● Problem to solve
From the listing below, return every line with the string "Хирургия" in it.

● Records for the task
——————
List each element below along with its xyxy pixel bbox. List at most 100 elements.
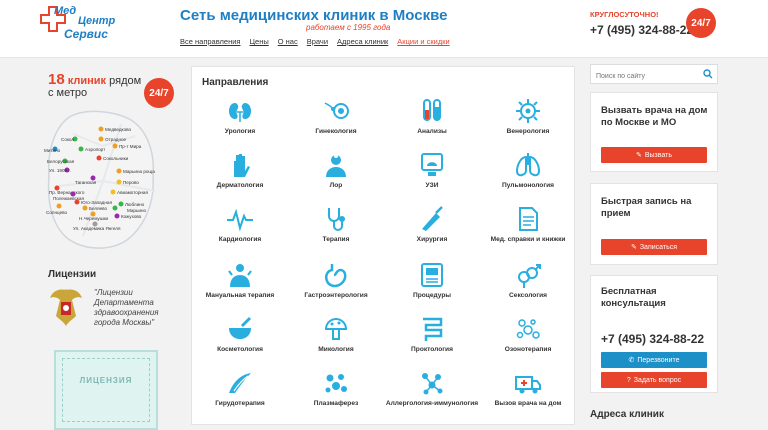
heartbeat-icon [227,208,253,232]
direction-item[interactable]: Гирудотерапия [192,369,288,421]
direction-item[interactable]: Мануальная терапия [192,261,288,313]
direction-item[interactable]: Венерология [480,97,576,149]
ask-question-button[interactable]: ? Задать вопрос [601,372,707,388]
map-station: Марьина роща [123,169,155,174]
map-station: Белорусская [47,159,75,164]
nav-about[interactable]: О нас [278,37,298,46]
direction-label: Мануальная терапия [205,292,275,299]
nav-promotions[interactable]: Акции и скидки [397,37,449,46]
direction-label: Лор [329,182,343,189]
call-doctor-button[interactable]: ✎ Вызвать [601,147,707,163]
fungus-icon [324,317,348,340]
bubbles-icon [516,319,540,339]
logo[interactable]: Мед Центр Сервис [38,4,118,46]
header-phone[interactable]: +7 (495) 324-88-22 [590,23,693,37]
direction-item[interactable]: Пульмонология [480,151,576,203]
map-station: Митино [44,148,61,153]
direction-label: Терапия [322,236,350,243]
direction-label: Плазмаферез [313,400,359,407]
addresses-title: Адреса клиник [590,409,664,420]
direction-item[interactable]: Вызов врача на дом [480,369,576,421]
direction-item[interactable]: Дерматология [192,151,288,203]
map-station: Таганская [75,180,97,185]
direction-item[interactable]: Гинекология [288,97,384,149]
direction-item[interactable]: Гастроэнтерология [288,261,384,313]
ultrasound-icon [421,153,443,176]
direction-item[interactable]: Мед. справки и книжки [480,205,576,257]
map-station: Полежаевская [53,196,84,201]
nav-all-directions[interactable]: Все направления [180,37,240,46]
direction-label: Сексология [509,292,547,299]
map-station: Медведково [105,127,132,132]
call-doctor-button-label: Вызвать [644,151,673,159]
direction-label: Вызов врача на дом [494,400,562,407]
direction-item[interactable]: Проктология [384,315,480,367]
header-contact: КРУГЛОСУТОЧНО! +7 (495) 324-88-22 [590,10,693,37]
top-nav: Все направления Цены О нас Врачи Адреса … [180,37,450,46]
clinics-number: 18 [48,71,65,88]
direction-label: Косметология [217,346,263,353]
appointment-button[interactable]: ✎ Записаться [601,239,707,255]
direction-item[interactable]: Терапия [288,205,384,257]
direction-item[interactable]: Лор [288,151,384,203]
callback-button-label: Перезвоните [637,356,680,364]
search-input[interactable] [591,67,701,86]
direction-label: Процедуры [412,292,452,299]
direction-item[interactable]: УЗИ [384,151,480,203]
clinics-rest: рядом [109,75,142,87]
site-title: Сеть медицинских клиник в Москве [180,7,448,24]
direction-label: Урология [224,128,256,135]
leech-icon [229,373,251,393]
coat-of-arms-icon [50,289,82,326]
consult-phone[interactable]: +7 (495) 324-88-22 [601,332,704,346]
direction-item[interactable]: Анализы [384,97,480,149]
logo-line-2: Центр [78,15,116,27]
direction-item[interactable]: Косметология [192,315,288,367]
direction-item[interactable]: Микология [288,315,384,367]
direction-item[interactable]: Озонотерапия [480,315,576,367]
map-station: Ул. Академика Янгеля [73,226,121,231]
map-station: Юго-Западная [81,200,112,205]
direction-item[interactable]: Плазмаферез [288,369,384,421]
license-certificate[interactable]: ЛИЦЕНЗИЯ [54,350,158,430]
direction-label: Аллергология-иммунология [385,400,479,407]
cells-icon [325,374,347,393]
nav-addresses[interactable]: Адреса клиник [337,37,388,46]
certificate-border [62,358,150,422]
metro-map[interactable]: Медведково Сокол Отрадное Митино Аэропор… [43,106,173,256]
direction-label: Микология [318,346,354,353]
phone-icon: ✆ [628,357,635,364]
round-clock-label: КРУГЛОСУТОЧНО! [590,10,659,19]
direction-item[interactable]: Хирургия [384,205,480,257]
pencil-icon: ✎ [630,244,637,251]
map-station: Люблино [125,202,145,207]
direction-item[interactable]: Урология [192,97,288,149]
direction-item[interactable]: Кардиология [192,205,288,257]
search-icon[interactable] [703,69,713,79]
nav-prices[interactable]: Цены [249,37,268,46]
directions-panel: Направления Урология Гинекология Анализы Ве… [191,66,575,425]
hand-icon [234,154,250,177]
test-tubes-icon [423,99,441,121]
direction-item[interactable]: Аллергология-иммунология [384,369,480,421]
direction-label: Дерматология [216,182,264,189]
direction-label: Хирургия [416,236,448,243]
callback-button[interactable]: ✆ Перезвоните [601,352,707,368]
nav-doctors[interactable]: Врачи [307,37,328,46]
map-station: Сокол [61,137,74,142]
map-station: Авиамоторная [117,190,148,195]
direction-item[interactable]: Процедуры [384,261,480,313]
free-consult-title: Бесплатная консультация [601,286,666,309]
map-station: Аэропорт [85,147,106,152]
direction-label: Гирудотерапия [215,400,265,407]
lungs-icon [515,153,541,177]
map-station: Пр. Вернадского [49,190,85,195]
virus-icon [516,99,540,123]
direction-label: Проктология [411,346,453,353]
license-text: "Лицензии Департамента здравоохранения г… [94,288,159,327]
massage-icon [228,264,252,287]
direction-label: Кардиология [218,236,262,243]
direction-item[interactable]: Сексология [480,261,576,313]
call-doctor-box: Вызвать врача на дом по Москве и МО ✎ Вы… [590,92,718,172]
search-box [590,64,718,86]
——————
● Output of the task
direction-item[interactable]: Хирургия [384,205,480,257]
direction-label: Хирургия [416,236,448,243]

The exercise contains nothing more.